>> start Dataset rows
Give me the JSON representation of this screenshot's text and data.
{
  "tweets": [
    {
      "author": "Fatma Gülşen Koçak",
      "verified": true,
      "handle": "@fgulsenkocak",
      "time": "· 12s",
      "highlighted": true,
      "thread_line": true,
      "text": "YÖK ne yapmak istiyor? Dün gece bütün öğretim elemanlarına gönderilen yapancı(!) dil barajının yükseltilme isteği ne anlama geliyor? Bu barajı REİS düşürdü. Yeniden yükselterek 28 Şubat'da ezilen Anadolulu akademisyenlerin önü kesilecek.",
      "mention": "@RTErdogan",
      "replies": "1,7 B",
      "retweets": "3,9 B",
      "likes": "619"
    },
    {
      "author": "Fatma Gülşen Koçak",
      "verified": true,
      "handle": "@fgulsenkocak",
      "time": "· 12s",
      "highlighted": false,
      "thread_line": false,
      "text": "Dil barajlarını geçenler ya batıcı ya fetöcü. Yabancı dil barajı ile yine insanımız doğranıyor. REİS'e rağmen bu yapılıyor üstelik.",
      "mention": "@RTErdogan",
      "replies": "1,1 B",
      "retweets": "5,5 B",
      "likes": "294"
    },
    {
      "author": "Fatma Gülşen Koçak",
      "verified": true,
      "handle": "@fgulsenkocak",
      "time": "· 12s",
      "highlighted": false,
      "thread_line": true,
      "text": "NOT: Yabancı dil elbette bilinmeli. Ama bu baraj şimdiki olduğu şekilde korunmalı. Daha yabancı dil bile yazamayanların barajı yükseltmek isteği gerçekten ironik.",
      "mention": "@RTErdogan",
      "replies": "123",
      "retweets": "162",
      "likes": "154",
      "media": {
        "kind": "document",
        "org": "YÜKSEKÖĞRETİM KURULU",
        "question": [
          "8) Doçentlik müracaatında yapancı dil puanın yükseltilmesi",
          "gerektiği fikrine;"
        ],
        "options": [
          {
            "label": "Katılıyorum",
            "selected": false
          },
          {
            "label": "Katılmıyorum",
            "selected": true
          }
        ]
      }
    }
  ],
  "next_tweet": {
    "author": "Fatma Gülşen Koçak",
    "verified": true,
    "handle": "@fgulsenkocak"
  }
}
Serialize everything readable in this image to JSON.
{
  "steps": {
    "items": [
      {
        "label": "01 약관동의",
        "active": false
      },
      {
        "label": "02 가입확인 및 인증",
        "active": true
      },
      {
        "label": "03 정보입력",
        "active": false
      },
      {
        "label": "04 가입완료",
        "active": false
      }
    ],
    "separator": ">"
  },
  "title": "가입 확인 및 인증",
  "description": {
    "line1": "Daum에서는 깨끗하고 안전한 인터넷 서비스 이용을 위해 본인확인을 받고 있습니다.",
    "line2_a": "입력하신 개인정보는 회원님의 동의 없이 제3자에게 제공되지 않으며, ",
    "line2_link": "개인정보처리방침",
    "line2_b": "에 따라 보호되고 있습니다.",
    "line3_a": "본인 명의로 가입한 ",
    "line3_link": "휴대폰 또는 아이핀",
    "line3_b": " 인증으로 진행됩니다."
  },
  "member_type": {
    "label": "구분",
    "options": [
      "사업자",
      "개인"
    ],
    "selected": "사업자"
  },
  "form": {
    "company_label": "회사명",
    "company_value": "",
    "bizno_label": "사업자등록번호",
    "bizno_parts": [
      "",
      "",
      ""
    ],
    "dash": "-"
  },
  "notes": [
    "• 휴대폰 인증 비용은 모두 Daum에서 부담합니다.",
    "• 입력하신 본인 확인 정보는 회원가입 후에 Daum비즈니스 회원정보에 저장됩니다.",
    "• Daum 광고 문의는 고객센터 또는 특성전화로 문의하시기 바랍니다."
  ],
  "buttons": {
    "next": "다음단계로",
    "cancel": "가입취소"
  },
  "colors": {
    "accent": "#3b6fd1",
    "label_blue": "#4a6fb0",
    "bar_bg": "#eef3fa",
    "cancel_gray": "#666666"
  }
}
>> end Dataset rows
Exercise:
Which lines include the word "Yabancı"? List them all.

Task solution:
      "text": "Dil barajlarını geçenler ya batıcı ya fetöcü. Yabancı dil barajı ile yine insanımız doğranıyor. REİS'e rağmen bu yapılıyor üstelik.",
      "text": "NOT: Yabancı dil elbette bilinmeli. Ama bu baraj şimdiki olduğu şekilde korunmalı. Daha yabancı dil bile yazamayanların barajı yükseltmek isteği gerçekten ironik.",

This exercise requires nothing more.